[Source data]
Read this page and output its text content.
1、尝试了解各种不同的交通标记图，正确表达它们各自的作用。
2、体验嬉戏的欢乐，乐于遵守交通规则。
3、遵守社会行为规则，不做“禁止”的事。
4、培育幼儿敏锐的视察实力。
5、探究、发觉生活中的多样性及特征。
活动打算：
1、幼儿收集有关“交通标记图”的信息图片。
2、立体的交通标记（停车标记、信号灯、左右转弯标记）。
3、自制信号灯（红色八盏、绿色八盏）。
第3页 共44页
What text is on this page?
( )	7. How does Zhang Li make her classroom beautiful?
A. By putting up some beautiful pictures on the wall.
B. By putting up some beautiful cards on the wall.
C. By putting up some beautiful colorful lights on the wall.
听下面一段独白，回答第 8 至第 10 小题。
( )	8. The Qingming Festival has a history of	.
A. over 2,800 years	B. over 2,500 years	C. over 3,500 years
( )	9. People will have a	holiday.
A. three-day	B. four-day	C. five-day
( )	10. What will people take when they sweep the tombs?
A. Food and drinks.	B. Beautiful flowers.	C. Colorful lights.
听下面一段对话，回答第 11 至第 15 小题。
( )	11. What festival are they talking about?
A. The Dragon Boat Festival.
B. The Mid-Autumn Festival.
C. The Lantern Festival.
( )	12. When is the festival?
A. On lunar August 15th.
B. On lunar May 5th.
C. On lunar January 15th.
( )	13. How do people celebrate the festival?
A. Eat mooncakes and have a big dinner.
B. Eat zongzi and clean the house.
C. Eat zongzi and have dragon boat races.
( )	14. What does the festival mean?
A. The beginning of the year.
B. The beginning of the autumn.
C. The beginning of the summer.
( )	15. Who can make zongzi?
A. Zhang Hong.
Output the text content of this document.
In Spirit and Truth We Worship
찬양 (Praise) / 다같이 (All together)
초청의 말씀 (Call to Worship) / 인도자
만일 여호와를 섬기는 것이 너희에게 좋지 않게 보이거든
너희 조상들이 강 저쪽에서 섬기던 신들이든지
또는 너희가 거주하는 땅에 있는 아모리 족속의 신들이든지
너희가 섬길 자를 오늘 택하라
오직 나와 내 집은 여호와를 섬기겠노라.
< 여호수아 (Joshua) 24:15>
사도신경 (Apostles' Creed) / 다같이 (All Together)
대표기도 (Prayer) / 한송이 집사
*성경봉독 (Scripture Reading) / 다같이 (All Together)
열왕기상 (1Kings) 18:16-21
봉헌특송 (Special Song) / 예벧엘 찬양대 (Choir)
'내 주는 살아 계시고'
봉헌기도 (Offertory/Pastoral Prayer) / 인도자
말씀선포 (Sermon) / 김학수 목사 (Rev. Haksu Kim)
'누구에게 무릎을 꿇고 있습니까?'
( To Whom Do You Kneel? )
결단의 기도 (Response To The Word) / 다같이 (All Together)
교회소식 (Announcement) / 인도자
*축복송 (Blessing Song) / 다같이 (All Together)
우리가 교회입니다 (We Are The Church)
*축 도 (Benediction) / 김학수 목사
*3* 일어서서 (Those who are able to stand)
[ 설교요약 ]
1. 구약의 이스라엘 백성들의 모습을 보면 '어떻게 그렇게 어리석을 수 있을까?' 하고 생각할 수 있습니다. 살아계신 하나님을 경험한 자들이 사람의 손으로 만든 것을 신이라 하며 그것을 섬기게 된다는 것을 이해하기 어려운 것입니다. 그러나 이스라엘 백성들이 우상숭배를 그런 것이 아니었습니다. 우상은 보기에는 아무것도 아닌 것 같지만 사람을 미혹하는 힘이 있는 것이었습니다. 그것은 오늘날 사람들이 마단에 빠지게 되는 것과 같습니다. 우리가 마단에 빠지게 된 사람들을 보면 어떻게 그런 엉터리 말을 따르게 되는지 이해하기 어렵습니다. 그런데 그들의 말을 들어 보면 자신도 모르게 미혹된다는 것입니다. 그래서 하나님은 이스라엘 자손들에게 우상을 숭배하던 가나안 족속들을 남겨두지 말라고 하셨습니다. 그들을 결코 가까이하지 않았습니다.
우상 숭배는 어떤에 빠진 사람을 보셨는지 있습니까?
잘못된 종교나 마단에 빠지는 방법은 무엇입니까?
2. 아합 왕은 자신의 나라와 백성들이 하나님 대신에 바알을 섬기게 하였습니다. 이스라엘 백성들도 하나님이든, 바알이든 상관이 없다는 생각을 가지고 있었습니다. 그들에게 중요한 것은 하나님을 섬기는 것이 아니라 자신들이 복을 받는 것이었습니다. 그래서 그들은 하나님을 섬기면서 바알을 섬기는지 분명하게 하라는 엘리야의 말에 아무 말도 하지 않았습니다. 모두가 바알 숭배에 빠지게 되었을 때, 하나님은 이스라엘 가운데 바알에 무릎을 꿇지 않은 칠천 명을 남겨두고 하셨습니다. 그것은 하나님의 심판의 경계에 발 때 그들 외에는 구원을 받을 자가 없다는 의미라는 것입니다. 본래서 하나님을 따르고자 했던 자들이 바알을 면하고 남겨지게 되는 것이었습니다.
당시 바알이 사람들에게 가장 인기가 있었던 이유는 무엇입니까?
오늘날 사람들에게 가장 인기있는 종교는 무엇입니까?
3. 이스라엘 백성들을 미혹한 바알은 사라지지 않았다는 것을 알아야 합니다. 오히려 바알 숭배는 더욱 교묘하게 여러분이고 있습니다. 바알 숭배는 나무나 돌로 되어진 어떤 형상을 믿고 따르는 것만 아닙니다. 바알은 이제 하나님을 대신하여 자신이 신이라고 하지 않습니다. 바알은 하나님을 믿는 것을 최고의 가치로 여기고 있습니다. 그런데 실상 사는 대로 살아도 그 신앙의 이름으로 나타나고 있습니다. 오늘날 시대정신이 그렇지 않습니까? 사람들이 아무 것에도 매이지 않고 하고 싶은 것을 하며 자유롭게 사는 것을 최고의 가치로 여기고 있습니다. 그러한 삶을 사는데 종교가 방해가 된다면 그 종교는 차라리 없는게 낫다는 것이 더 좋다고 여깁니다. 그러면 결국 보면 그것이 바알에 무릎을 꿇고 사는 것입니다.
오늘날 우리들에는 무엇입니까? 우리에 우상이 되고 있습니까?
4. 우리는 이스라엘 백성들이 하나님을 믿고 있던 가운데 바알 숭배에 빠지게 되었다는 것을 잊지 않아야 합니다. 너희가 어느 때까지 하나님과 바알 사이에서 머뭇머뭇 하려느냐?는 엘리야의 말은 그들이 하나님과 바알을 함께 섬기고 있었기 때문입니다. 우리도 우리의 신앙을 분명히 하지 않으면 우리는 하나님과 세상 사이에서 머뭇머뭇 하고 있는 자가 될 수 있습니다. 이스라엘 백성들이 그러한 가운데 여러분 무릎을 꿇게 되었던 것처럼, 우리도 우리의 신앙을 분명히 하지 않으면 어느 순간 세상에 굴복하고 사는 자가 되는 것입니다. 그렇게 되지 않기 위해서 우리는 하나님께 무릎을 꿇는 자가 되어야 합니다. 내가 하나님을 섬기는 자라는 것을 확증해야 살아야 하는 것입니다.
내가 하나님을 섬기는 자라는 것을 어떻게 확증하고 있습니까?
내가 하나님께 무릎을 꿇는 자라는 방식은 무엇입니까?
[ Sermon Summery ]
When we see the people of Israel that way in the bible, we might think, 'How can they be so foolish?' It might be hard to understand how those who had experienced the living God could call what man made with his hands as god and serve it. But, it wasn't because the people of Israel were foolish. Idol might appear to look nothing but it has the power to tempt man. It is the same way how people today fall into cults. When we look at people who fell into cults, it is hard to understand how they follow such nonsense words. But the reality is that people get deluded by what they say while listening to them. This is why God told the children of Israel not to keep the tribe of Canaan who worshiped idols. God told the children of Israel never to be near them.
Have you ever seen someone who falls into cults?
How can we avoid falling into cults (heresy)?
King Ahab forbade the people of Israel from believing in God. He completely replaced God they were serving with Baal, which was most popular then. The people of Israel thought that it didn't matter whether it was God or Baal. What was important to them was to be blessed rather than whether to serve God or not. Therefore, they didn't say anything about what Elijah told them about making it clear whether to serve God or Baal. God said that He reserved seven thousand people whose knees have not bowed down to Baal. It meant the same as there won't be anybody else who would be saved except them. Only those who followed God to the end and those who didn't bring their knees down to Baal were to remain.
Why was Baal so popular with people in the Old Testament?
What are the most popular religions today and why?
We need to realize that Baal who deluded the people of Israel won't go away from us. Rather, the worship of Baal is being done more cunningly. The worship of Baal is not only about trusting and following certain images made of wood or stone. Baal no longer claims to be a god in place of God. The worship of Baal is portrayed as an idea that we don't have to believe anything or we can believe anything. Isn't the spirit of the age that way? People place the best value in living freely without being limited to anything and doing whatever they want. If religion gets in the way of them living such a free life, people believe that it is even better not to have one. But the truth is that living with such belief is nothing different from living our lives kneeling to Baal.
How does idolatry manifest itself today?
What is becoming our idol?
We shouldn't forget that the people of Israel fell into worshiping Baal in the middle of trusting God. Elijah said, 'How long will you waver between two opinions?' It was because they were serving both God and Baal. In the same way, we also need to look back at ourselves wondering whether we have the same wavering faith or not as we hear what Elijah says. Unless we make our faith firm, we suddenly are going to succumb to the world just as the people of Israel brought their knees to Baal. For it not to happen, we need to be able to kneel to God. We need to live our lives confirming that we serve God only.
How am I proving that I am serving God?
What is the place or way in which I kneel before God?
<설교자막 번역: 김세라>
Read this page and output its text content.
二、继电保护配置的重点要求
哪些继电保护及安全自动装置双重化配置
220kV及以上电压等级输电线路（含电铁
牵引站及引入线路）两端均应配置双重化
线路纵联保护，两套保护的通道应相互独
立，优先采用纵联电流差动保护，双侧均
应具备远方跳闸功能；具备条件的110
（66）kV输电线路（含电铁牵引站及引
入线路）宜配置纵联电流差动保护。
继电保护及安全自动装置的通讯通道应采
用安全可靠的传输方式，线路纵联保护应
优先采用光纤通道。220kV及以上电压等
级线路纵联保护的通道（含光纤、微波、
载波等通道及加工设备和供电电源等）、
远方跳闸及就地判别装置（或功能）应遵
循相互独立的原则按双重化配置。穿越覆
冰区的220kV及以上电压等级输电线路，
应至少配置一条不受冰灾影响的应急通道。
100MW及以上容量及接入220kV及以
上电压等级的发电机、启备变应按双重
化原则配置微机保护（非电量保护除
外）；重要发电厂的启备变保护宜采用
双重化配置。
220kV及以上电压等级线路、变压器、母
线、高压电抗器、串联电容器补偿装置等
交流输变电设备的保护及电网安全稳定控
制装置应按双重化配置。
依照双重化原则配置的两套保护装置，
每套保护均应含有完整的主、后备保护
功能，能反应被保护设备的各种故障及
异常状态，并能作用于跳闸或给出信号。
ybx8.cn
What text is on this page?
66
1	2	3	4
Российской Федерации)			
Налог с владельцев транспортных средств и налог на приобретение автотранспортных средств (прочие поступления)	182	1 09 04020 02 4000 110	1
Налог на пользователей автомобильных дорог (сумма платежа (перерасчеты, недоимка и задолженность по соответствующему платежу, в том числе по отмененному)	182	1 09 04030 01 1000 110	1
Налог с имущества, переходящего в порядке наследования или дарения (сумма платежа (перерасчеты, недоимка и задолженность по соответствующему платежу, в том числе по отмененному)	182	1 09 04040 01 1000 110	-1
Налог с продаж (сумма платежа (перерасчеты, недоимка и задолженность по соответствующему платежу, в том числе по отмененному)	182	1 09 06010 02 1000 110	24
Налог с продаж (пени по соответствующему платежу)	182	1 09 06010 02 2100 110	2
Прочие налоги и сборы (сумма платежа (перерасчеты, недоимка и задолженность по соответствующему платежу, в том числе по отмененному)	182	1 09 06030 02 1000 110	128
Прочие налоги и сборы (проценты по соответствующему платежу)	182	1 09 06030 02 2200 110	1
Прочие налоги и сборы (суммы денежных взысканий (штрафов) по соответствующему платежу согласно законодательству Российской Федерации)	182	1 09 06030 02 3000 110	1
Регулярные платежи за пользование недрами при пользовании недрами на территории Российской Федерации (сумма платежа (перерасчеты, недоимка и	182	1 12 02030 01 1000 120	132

EXERCISE GOAL: Display every line of the listing that contains the string "beginning".

RESPONSE TO THIS TASK:
A. The beginning of the year.
B. The beginning of the autumn.
C. The beginning of the summer.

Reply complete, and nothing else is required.